[Start]

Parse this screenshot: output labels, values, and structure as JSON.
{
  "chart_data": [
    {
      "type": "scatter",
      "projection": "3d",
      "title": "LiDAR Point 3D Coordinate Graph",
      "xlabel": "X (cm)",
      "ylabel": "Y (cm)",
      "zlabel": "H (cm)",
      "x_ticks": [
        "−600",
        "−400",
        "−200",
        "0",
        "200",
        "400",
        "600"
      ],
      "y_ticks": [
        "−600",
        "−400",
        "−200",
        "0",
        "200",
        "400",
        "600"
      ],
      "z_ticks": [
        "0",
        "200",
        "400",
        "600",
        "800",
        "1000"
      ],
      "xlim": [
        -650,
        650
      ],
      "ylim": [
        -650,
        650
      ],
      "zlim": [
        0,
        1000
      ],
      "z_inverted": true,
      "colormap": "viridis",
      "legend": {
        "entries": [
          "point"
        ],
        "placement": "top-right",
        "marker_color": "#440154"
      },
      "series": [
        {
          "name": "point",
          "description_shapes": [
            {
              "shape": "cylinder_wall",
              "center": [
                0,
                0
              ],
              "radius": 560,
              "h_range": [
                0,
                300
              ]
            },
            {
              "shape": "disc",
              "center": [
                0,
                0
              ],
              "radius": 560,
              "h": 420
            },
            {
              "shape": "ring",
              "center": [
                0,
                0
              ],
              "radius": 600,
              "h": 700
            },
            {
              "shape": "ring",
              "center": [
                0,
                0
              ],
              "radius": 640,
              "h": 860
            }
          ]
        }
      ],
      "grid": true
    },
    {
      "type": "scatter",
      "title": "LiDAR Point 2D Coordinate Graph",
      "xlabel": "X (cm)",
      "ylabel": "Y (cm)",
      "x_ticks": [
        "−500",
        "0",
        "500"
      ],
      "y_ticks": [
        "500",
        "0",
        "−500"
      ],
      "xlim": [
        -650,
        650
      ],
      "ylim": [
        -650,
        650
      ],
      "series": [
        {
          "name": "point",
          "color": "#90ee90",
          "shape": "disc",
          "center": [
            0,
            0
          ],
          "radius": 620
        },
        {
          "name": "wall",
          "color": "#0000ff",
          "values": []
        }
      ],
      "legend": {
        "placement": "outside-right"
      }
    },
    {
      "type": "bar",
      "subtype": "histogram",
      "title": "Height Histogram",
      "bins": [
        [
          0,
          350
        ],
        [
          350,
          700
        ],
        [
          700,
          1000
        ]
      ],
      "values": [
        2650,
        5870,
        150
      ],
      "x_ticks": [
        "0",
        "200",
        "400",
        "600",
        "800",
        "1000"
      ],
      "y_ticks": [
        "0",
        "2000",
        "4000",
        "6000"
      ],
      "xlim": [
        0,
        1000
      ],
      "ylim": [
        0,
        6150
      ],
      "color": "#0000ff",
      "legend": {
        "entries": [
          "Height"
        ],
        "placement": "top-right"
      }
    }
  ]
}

[End]

Every record should be repeated exactly; please leave none out.

Parse this screenshot: output labels, values, and structure as JSON.
{
  "chart_data": [
    {
      "type": "scatter",
      "projection": "3d",
      "title": "LiDAR Point 3D Coordinate Graph",
      "xlabel": "X (cm)",
      "ylabel": "Y (cm)",
      "zlabel": "H (cm)",
      "x_ticks": [
        "−600",
        "−400",
        "−200",
        "0",
        "200",
        "400",
        "600"
      ],
      "y_ticks": [
        "−600",
        "−400",
        "−200",
        "0",
        "200",
        "400",
        "600"
      ],
      "z_ticks": [
        "0",
        "200",
        "400",
        "600",
        "800",
        "1000"
      ],
      "xlim": [
        -650,
        650
      ],
      "ylim": [
        -650,
        650
      ],
      "zlim": [
        0,
        1000
      ],
      "z_inverted": true,
      "colormap": "viridis",
      "legend": {
        "entries": [
          "point"
        ],
        "placement": "top-right",
        "marker_color": "#440154"
      },
      "series": [
        {
          "name": "point",
          "description_shapes": [
            {
              "shape": "cylinder_wall",
              "center": [
                0,
                0
              ],
              "radius": 560,
              "h_range": [
                0,
                300
              ]
            },
            {
              "shape": "disc",
              "center": [
                0,
                0
              ],
              "radius": 560,
              "h": 420
            },
            {
              "shape": "ring",
              "center": [
                0,
                0
              ],
              "radius": 600,
              "h": 700
            },
            {
              "shape": "ring",
              "center": [
                0,
                0
              ],
              "radius": 640,
              "h": 860
            }
          ]
        }
      ],
      "grid": true
    },
    {
      "type": "scatter",
      "title": "LiDAR Point 2D Coordinate Graph",
      "xlabel": "X (cm)",
      "ylabel": "Y (cm)",
      "x_ticks": [
        "−500",
        "0",
        "500"
      ],
      "y_ticks": [
        "500",
        "0",
        "−500"
      ],
      "xlim": [
        -650,
        650
      ],
      "ylim": [
        -650,
        650
      ],
      "series": [
        {
          "name": "point",
          "color": "#90ee90",
          "shape": "disc",
          "center": [
            0,
            0
          ],
          "radius": 620
        },
        {
          "name": "wall",
          "color": "#0000ff",
          "values": []
        }
      ],
      "legend": {
        "placement": "outside-right"
      }
    },
    {
      "type": "bar",
      "subtype": "histogram",
      "title": "Height Histogram",
      "bins": [
        [
          0,
          350
        ],
        [
          350,
          700
        ],
        [
          700,
          1000
        ]
      ],
      "values": [
        2650,
        5870,
        150
      ],
      "x_ticks": [
        "0",
        "200",
        "400",
        "600",
        "800",
        "1000"
      ],
      "y_ticks": [
        "0",
        "2000",
        "4000",
        "6000"
      ],
      "xlim": [
        0,
        1000
      ],
      "ylim": [
        0,
        6150
      ],
      "color": "#0000ff",
      "legend": {
        "entries": [
          "Height"
        ],
        "placement": "top-right"
      }
    }
  ]
}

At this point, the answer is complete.